§ TO DO: Exactly reproduce each record listed below.

§ SOURCE RECORDS:
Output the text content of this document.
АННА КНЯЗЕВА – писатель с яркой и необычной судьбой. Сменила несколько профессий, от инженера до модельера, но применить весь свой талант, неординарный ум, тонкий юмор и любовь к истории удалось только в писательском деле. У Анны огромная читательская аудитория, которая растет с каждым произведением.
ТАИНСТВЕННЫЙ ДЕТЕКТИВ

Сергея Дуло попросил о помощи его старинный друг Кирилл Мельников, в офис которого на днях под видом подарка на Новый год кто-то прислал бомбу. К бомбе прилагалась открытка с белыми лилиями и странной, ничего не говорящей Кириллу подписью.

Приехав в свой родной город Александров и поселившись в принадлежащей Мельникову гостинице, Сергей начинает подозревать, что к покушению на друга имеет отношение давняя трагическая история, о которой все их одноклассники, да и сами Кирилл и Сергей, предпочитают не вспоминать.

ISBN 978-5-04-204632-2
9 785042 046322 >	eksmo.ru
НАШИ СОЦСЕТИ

§ RESPONSE BELOW:
Output the text content of this document.
АННА КНЯЗЕВА – писатель с яркой и необычной судьбой. Сменила несколько профессий, от инженера до модельера, но применить весь свой талант, неординарный ум, тонкий юмор и любовь к истории удалось только в писательском деле. У Анны огромная читательская аудитория, которая растет с каждым произведением.
ТАИНСТВЕННЫЙ ДЕТЕКТИВ

Сергея Дуло попросил о помощи его старинный друг Кирилл Мельников, в офис которого на днях под видом подарка на Новый год кто-то прислал бомбу. К бомбе прилагалась открытка с белыми лилиями и странной, ничего не говорящей Кириллу подписью.

Приехав в свой родной город Александров и поселившись в принадлежащей Мельникову гостинице, Сергей начинает подозревать, что к покушению на друга имеет отношение давняя трагическая история, о которой все их одноклассники, да и сами Кирилл и Сергей, предпочитают не вспоминать.

ISBN 978-5-04-204632-2
9 785042 046322 >	eksmo.ru
НАШИ СОЦСЕТИ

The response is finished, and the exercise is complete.